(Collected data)
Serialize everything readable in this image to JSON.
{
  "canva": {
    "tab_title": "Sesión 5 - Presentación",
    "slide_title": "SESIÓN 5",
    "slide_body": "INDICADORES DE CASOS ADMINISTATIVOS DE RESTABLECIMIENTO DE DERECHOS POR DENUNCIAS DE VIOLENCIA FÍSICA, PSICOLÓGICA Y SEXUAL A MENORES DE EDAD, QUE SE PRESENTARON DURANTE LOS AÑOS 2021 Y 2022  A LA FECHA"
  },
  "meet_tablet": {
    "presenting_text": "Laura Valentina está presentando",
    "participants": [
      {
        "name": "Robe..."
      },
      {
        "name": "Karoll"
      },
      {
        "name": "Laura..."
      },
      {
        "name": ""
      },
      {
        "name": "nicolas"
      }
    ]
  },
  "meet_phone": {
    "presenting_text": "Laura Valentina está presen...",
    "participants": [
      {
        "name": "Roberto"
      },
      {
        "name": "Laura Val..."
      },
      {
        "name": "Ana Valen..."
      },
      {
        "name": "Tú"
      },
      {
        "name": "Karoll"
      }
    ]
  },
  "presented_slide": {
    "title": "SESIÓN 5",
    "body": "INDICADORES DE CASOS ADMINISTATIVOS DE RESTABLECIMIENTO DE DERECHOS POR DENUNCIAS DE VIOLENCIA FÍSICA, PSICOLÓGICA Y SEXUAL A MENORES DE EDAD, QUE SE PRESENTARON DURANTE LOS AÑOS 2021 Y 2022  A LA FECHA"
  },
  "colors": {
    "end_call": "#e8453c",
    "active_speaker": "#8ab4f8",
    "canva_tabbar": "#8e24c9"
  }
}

• **WORK TO BE COMPLETED**:
Look through the material and copy each line that has "INDICADORES".

• **WRITTEN SOLUTION**:
    "slide_body": "INDICADORES DE CASOS ADMINISTATIVOS DE RESTABLECIMIENTO DE DERECHOS POR DENUNCIAS DE VIOLENCIA FÍSICA, PSICOLÓGICA Y SEXUAL A MENORES DE EDAD, QUE SE PRESENTARON DURANTE LOS AÑOS 2021 Y 2022  A LA FECHA"
    "body": "INDICADORES DE CASOS ADMINISTATIVOS DE RESTABLECIMIENTO DE DERECHOS POR DENUNCIAS DE VIOLENCIA FÍSICA, PSICOLÓGICA Y SEXUAL A MENORES DE EDAD, QUE SE PRESENTARON DURANTE LOS AÑOS 2021 Y 2022  A LA FECHA"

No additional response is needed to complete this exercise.